• PROMPT: Search the records that follow and extract every line containing the string "right".

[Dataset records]
● ● ● ●

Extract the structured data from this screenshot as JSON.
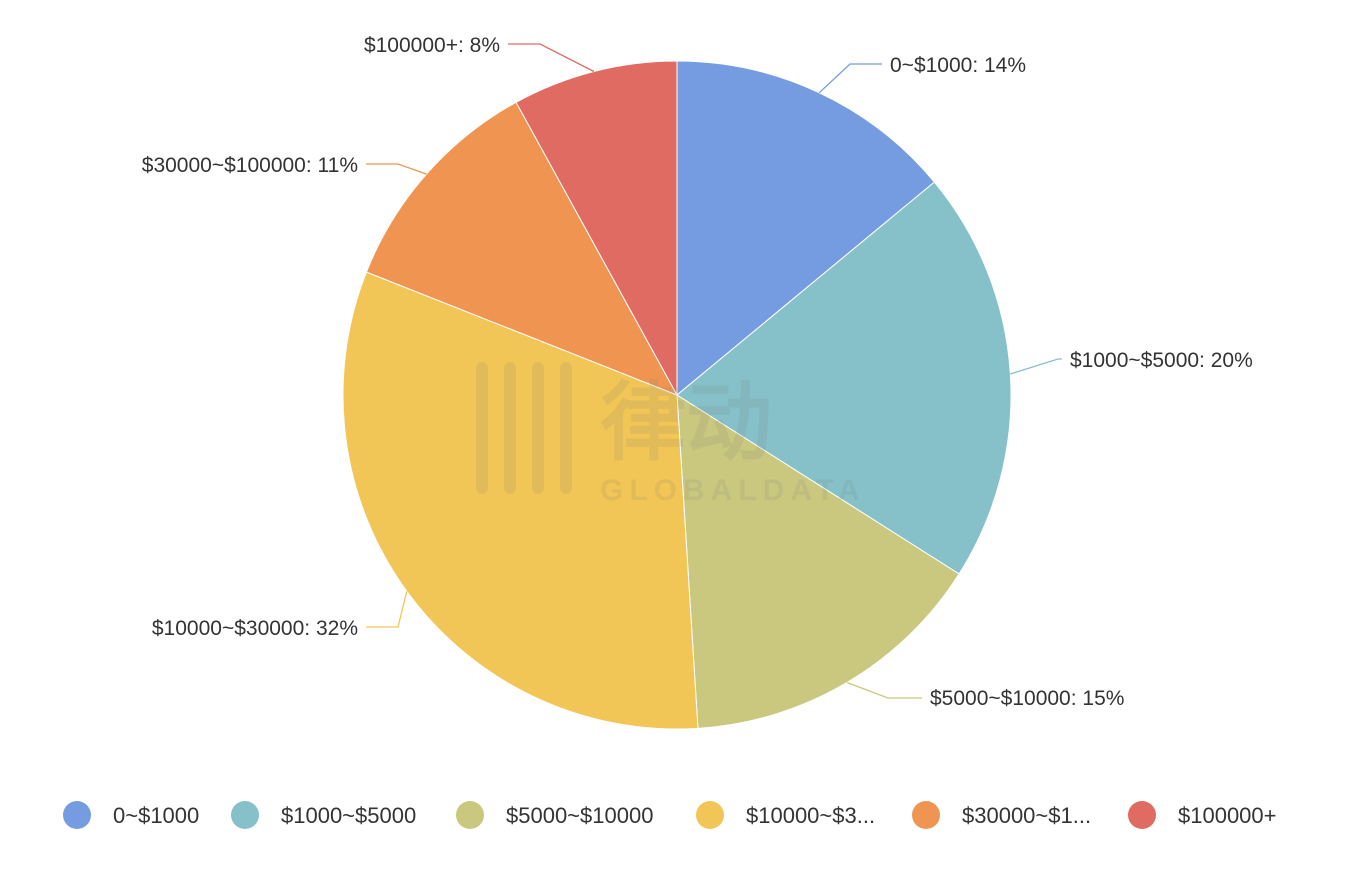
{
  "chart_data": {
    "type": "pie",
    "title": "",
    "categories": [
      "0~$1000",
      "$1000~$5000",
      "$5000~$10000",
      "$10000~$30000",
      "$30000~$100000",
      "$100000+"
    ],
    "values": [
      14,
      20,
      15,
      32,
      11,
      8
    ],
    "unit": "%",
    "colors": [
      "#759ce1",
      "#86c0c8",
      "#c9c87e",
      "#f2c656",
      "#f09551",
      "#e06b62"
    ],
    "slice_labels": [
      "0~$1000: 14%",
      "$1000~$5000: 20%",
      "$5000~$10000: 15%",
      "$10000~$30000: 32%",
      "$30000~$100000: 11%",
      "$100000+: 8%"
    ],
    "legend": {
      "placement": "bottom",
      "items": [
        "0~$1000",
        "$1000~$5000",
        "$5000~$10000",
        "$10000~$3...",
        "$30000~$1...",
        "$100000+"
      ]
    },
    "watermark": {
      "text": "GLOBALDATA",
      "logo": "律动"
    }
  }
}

● ● ● ●

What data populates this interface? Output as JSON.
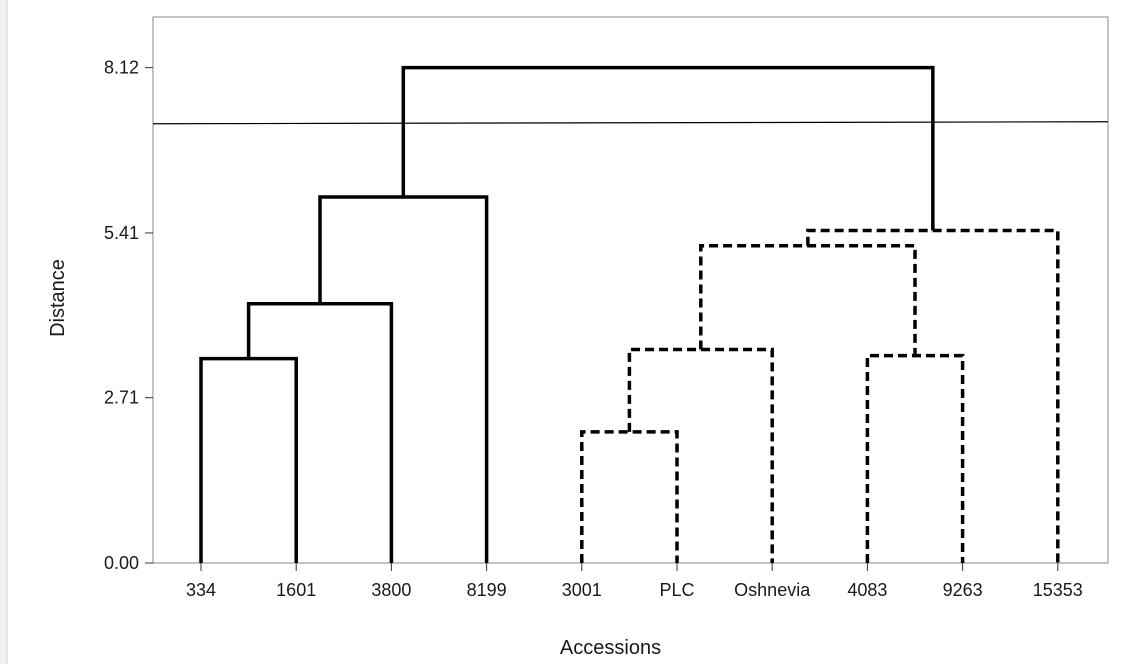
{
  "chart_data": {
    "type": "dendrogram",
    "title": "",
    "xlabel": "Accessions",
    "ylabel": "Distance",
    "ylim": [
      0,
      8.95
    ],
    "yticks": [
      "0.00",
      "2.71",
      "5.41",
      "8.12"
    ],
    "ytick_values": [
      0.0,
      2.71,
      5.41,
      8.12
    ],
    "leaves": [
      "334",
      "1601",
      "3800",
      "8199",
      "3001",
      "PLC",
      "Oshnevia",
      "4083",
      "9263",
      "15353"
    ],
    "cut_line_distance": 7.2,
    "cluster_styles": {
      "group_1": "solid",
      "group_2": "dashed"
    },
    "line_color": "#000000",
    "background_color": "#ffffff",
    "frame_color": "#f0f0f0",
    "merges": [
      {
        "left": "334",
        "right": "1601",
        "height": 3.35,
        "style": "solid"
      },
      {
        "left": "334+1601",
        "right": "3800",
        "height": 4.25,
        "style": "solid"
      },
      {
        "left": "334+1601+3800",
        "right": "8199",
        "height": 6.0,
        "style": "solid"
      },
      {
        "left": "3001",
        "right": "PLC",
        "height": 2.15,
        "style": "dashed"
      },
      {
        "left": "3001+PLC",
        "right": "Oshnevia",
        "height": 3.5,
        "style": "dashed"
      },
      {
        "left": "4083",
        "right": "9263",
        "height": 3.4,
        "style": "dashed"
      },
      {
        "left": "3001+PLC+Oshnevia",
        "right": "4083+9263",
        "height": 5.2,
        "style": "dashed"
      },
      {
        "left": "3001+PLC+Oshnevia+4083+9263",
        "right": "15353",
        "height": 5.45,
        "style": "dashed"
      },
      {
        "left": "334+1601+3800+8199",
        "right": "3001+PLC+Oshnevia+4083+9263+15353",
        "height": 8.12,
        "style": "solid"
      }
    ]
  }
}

● ● ● ●

• TASK RESULT:
        "right": "1601",
        "right": "3800",
        "right": "8199",
        "right": "PLC",
        "right": "Oshnevia",
        "right": "9263",
        "right": "4083+9263",
        "right": "15353",
        "right": "3001+PLC+Oshnevia+4083+9263+15353",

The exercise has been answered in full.